Lift out all lines below that contain "name".

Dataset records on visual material
□ □ □ □ □

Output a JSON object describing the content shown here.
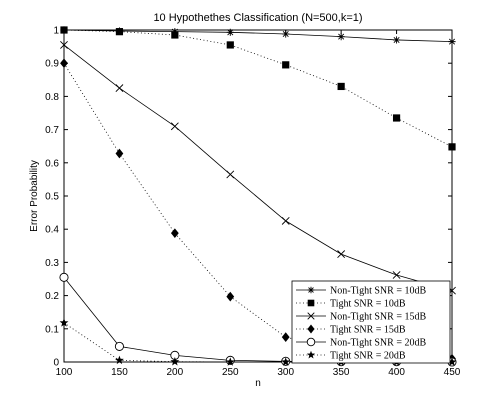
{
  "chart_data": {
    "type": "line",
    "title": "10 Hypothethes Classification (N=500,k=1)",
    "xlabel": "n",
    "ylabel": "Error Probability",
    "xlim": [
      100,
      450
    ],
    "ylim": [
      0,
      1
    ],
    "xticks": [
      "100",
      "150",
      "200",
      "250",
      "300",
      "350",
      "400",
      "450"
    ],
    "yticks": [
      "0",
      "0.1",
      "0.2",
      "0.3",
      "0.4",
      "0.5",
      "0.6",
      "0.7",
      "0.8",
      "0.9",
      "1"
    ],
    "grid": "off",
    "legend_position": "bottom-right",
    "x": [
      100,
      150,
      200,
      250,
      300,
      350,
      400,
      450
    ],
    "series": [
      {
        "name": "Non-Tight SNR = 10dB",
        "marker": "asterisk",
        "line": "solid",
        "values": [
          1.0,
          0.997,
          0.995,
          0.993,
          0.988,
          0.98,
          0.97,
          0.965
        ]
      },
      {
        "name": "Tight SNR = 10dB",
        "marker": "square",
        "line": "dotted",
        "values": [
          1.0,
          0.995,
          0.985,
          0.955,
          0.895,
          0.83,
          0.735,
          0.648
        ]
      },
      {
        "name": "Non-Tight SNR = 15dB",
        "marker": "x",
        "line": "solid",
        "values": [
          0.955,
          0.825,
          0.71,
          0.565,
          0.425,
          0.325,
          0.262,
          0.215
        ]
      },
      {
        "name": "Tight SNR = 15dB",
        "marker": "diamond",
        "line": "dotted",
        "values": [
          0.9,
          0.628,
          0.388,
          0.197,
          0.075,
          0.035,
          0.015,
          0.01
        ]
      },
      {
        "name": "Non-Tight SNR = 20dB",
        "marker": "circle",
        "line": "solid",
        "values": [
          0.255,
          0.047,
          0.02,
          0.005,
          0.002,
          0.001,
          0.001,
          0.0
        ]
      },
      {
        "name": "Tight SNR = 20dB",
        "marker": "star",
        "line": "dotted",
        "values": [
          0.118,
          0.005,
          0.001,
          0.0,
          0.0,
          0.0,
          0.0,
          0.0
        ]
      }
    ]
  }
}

□ □ □ □ □

# [Exercise answer]
        "name": "Non-Tight SNR = 10dB",
        "name": "Tight SNR = 10dB",
        "name": "Non-Tight SNR = 15dB",
        "name": "Tight SNR = 15dB",
        "name": "Non-Tight SNR = 20dB",
        "name": "Tight SNR = 20dB",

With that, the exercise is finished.